EXERCISE AIM
Collect every line of the records below that contains the word "предоставляется".

MATERIAL SHOWN
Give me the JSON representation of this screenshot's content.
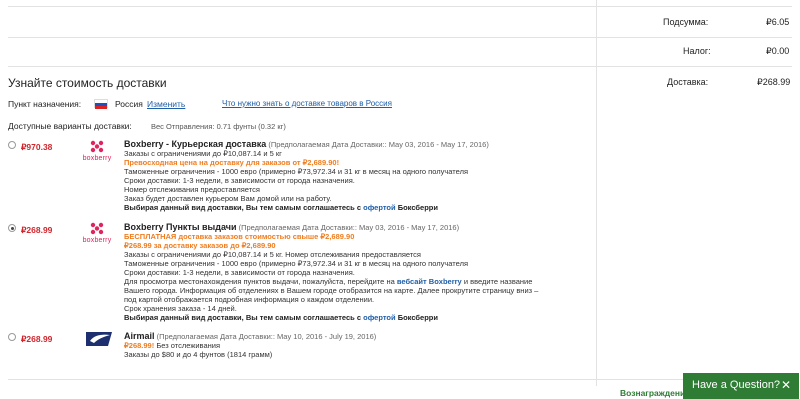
{
  "summary": {
    "subtotal_label": "Подсумма:",
    "subtotal_value": "₽6.05",
    "tax_label": "Налог:",
    "tax_value": "₽0.00",
    "shipping_label": "Доставка:",
    "shipping_value": "₽268.99"
  },
  "shipping": {
    "title": "Узнайте стоимость доставки",
    "destination_label": "Пункт назначения:",
    "country": "Россия",
    "change_link": "Изменить",
    "info_link": "Что нужно знать о доставке товаров в Россия",
    "available_label": "Доступные варианты доставки:",
    "weight": "Вес Отправления: 0.71 фунты (0.32 кг)"
  },
  "options": [
    {
      "price": "₽970.38",
      "logo": "boxberry",
      "name": "Boxberry - Курьерская доставка",
      "dates": "(Предполагаемая Дата Доставки:: May 03, 2016 - May 17, 2016)",
      "line1": "Заказы с ограничениями до ₽10,087.14 и 5 кг",
      "promo": "Превосходная цена на доставку для заказов от ₽2,689.90!",
      "line3": "Таможенные ограничения - 1000 евро (примерно ₽73,972.34 и 31 кг в месяц на одного получателя",
      "line4": "Сроки доставки: 1-3 недели, в зависимости от города назначения.",
      "line5": "Номер отслеживания предоставляется",
      "line6": "Заказ будет доставлен курьером Вам домой или на работу.",
      "agree_prefix": "Выбирая данный вид доставки, Вы тем самым соглашаетесь с",
      "agree_link": "офертой",
      "agree_suffix": "Боксберри"
    },
    {
      "price": "₽268.99",
      "logo": "boxberry",
      "name": "Boxberry Пункты выдачи",
      "dates": "(Предполагаемая Дата Доставки:: May 03, 2016 - May 17, 2016)",
      "promo1": "БЕСПЛАТНАЯ доставка заказов стоимостью свыше ₽2,689.90",
      "promo2": "₽268.99 за доставку заказов до ₽2,689.90",
      "line3": "Заказы с ограничениями до ₽10,087.14 и 5 кг. Номер отслеживания предоставляется",
      "line4": "Таможенные ограничения - 1000 евро (примерно ₽73,972.34 и 31 кг в месяц на одного получателя",
      "line5": "Сроки доставки: 1-3 недели, в зависимости от города назначения.",
      "line6_prefix": "Для просмотра местонахождения пунктов выдачи, пожалуйста, перейдите на",
      "line6_link": "вебсайт Boxberry",
      "line6_suffix": "и введите название",
      "line7": "Вашего города. Информация об отделениях в Вашем городе отобразится на карте. Далее прокрутите страницу вниз –",
      "line8": "под картой отображается подробная информация о каждом отделении.",
      "line9": "Срок хранения заказа - 14 дней.",
      "agree_prefix": "Выбирая данный вид доставки, Вы тем самым соглашаетесь с",
      "agree_link": "офертой",
      "agree_suffix": "Боксберри"
    },
    {
      "price": "₽268.99",
      "logo": "usps",
      "name": "Airmail",
      "dates": "(Предполагаемая Дата Доставки:: May 10, 2016 - July 19, 2016)",
      "price_tag": "₽268.99!",
      "tracking": "Без отслеживания",
      "line3": "Заказы до $80 и до 4 фунтов (1814 грамм)"
    }
  ],
  "chat": {
    "label": "Have a Question?",
    "close": "✕"
  },
  "partial_text": "Вознаграждения"
}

EXPECTED ANSWER
      "line5": "Номер отслеживания предоставляется",
      "line3": "Заказы с ограничениями до ₽10,087.14 и 5 кг. Номер отслеживания предоставляется",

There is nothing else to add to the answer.